▶ **Required work**
Print every line of the listing exactly, please.

▶ **Dataset entries on figures**

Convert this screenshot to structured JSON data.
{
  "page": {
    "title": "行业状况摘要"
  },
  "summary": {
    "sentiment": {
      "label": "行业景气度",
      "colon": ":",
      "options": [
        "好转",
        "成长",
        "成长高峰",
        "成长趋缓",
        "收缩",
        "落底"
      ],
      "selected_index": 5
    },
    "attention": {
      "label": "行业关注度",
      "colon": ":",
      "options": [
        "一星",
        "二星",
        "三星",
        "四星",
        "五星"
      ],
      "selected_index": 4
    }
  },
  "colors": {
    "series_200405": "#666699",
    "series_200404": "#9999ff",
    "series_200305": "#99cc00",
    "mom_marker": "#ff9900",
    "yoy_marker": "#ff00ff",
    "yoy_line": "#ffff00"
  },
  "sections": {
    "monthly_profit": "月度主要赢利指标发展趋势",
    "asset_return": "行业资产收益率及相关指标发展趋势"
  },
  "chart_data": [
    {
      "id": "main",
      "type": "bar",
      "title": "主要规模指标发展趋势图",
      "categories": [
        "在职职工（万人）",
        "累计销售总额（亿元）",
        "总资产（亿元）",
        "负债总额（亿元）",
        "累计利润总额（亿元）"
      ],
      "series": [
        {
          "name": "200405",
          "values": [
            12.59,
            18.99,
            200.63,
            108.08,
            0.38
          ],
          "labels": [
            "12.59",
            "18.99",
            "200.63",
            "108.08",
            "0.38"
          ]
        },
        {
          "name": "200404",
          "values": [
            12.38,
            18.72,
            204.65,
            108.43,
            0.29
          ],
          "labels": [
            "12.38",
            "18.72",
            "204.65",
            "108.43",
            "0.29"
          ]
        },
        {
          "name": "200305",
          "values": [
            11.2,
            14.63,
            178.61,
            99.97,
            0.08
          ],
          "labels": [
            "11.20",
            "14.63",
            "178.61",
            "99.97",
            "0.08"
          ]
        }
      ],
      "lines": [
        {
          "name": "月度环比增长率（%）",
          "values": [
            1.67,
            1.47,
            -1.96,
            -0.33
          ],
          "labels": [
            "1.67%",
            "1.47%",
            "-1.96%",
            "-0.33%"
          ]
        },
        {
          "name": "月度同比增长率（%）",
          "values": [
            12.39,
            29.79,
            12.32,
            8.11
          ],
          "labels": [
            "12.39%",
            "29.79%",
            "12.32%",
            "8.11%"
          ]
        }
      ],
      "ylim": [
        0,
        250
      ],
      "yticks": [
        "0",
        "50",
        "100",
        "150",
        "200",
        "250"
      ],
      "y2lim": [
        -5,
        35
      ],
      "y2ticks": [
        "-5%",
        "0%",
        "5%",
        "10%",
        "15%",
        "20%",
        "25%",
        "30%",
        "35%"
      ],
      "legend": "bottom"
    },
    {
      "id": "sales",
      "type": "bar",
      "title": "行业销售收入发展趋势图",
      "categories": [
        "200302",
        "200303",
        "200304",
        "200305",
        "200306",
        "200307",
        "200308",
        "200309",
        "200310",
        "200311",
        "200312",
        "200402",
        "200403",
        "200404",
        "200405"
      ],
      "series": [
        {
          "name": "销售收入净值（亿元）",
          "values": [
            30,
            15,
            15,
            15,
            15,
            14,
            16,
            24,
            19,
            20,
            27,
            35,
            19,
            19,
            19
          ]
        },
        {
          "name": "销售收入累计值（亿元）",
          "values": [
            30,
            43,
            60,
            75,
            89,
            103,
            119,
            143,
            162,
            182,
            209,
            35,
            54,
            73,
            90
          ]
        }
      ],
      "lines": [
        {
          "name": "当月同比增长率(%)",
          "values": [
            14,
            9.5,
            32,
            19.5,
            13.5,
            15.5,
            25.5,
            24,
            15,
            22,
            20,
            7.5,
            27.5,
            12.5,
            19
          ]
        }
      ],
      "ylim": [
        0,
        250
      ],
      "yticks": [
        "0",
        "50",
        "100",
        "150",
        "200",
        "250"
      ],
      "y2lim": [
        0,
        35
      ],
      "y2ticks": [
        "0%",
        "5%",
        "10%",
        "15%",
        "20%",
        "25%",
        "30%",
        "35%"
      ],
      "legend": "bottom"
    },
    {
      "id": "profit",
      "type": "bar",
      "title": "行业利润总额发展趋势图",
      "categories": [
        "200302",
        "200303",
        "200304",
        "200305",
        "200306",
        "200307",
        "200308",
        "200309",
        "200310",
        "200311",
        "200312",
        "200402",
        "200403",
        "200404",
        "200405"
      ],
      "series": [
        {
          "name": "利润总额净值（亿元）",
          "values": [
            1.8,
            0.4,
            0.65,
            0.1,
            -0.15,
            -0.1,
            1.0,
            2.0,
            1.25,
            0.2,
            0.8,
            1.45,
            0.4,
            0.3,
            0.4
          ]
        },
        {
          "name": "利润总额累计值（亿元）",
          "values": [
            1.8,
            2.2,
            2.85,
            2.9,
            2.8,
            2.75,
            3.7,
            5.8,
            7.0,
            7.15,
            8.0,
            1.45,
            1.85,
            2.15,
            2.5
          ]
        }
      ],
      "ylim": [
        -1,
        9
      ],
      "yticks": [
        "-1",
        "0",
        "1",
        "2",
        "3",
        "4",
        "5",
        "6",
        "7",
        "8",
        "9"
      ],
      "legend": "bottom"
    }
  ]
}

▶ **Solution**
Convert this screenshot to structured JSON data.
{
  "page": {
    "title": "行业状况摘要"
  },
  "summary": {
    "sentiment": {
      "label": "行业景气度",
      "colon": ":",
      "options": [
        "好转",
        "成长",
        "成长高峰",
        "成长趋缓",
        "收缩",
        "落底"
      ],
      "selected_index": 5
    },
    "attention": {
      "label": "行业关注度",
      "colon": ":",
      "options": [
        "一星",
        "二星",
        "三星",
        "四星",
        "五星"
      ],
      "selected_index": 4
    }
  },
  "colors": {
    "series_200405": "#666699",
    "series_200404": "#9999ff",
    "series_200305": "#99cc00",
    "mom_marker": "#ff9900",
    "yoy_marker": "#ff00ff",
    "yoy_line": "#ffff00"
  },
  "sections": {
    "monthly_profit": "月度主要赢利指标发展趋势",
    "asset_return": "行业资产收益率及相关指标发展趋势"
  },
  "chart_data": [
    {
      "id": "main",
      "type": "bar",
      "title": "主要规模指标发展趋势图",
      "categories": [
        "在职职工（万人）",
        "累计销售总额（亿元）",
        "总资产（亿元）",
        "负债总额（亿元）",
        "累计利润总额（亿元）"
      ],
      "series": [
        {
          "name": "200405",
          "values": [
            12.59,
            18.99,
            200.63,
            108.08,
            0.38
          ],
          "labels": [
            "12.59",
            "18.99",
            "200.63",
            "108.08",
            "0.38"
          ]
        },
        {
          "name": "200404",
          "values": [
            12.38,
            18.72,
            204.65,
            108.43,
            0.29
          ],
          "labels": [
            "12.38",
            "18.72",
            "204.65",
            "108.43",
            "0.29"
          ]
        },
        {
          "name": "200305",
          "values": [
            11.2,
            14.63,
            178.61,
            99.97,
            0.08
          ],
          "labels": [
            "11.20",
            "14.63",
            "178.61",
            "99.97",
            "0.08"
          ]
        }
      ],
      "lines": [
        {
          "name": "月度环比增长率（%）",
          "values": [
            1.67,
            1.47,
            -1.96,
            -0.33
          ],
          "labels": [
            "1.67%",
            "1.47%",
            "-1.96%",
            "-0.33%"
          ]
        },
        {
          "name": "月度同比增长率（%）",
          "values": [
            12.39,
            29.79,
            12.32,
            8.11
          ],
          "labels": [
            "12.39%",
            "29.79%",
            "12.32%",
            "8.11%"
          ]
        }
      ],
      "ylim": [
        0,
        250
      ],
      "yticks": [
        "0",
        "50",
        "100",
        "150",
        "200",
        "250"
      ],
      "y2lim": [
        -5,
        35
      ],
      "y2ticks": [
        "-5%",
        "0%",
        "5%",
        "10%",
        "15%",
        "20%",
        "25%",
        "30%",
        "35%"
      ],
      "legend": "bottom"
    },
    {
      "id": "sales",
      "type": "bar",
      "title": "行业销售收入发展趋势图",
      "categories": [
        "200302",
        "200303",
        "200304",
        "200305",
        "200306",
        "200307",
        "200308",
        "200309",
        "200310",
        "200311",
        "200312",
        "200402",
        "200403",
        "200404",
        "200405"
      ],
      "series": [
        {
          "name": "销售收入净值（亿元）",
          "values": [
            30,
            15,
            15,
            15,
            15,
            14,
            16,
            24,
            19,
            20,
            27,
            35,
            19,
            19,
            19
          ]
        },
        {
          "name": "销售收入累计值（亿元）",
          "values": [
            30,
            43,
            60,
            75,
            89,
            103,
            119,
            143,
            162,
            182,
            209,
            35,
            54,
            73,
            90
          ]
        }
      ],
      "lines": [
        {
          "name": "当月同比增长率(%)",
          "values": [
            14,
            9.5,
            32,
            19.5,
            13.5,
            15.5,
            25.5,
            24,
            15,
            22,
            20,
            7.5,
            27.5,
            12.5,
            19
          ]
        }
      ],
      "ylim": [
        0,
        250
      ],
      "yticks": [
        "0",
        "50",
        "100",
        "150",
        "200",
        "250"
      ],
      "y2lim": [
        0,
        35
      ],
      "y2ticks": [
        "0%",
        "5%",
        "10%",
        "15%",
        "20%",
        "25%",
        "30%",
        "35%"
      ],
      "legend": "bottom"
    },
    {
      "id": "profit",
      "type": "bar",
      "title": "行业利润总额发展趋势图",
      "categories": [
        "200302",
        "200303",
        "200304",
        "200305",
        "200306",
        "200307",
        "200308",
        "200309",
        "200310",
        "200311",
        "200312",
        "200402",
        "200403",
        "200404",
        "200405"
      ],
      "series": [
        {
          "name": "利润总额净值（亿元）",
          "values": [
            1.8,
            0.4,
            0.65,
            0.1,
            -0.15,
            -0.1,
            1.0,
            2.0,
            1.25,
            0.2,
            0.8,
            1.45,
            0.4,
            0.3,
            0.4
          ]
        },
        {
          "name": "利润总额累计值（亿元）",
          "values": [
            1.8,
            2.2,
            2.85,
            2.9,
            2.8,
            2.75,
            3.7,
            5.8,
            7.0,
            7.15,
            8.0,
            1.45,
            1.85,
            2.15,
            2.5
          ]
        }
      ],
      "ylim": [
        -1,
        9
      ],
      "yticks": [
        "-1",
        "0",
        "1",
        "2",
        "3",
        "4",
        "5",
        "6",
        "7",
        "8",
        "9"
      ],
      "legend": "bottom"
    }
  ]
}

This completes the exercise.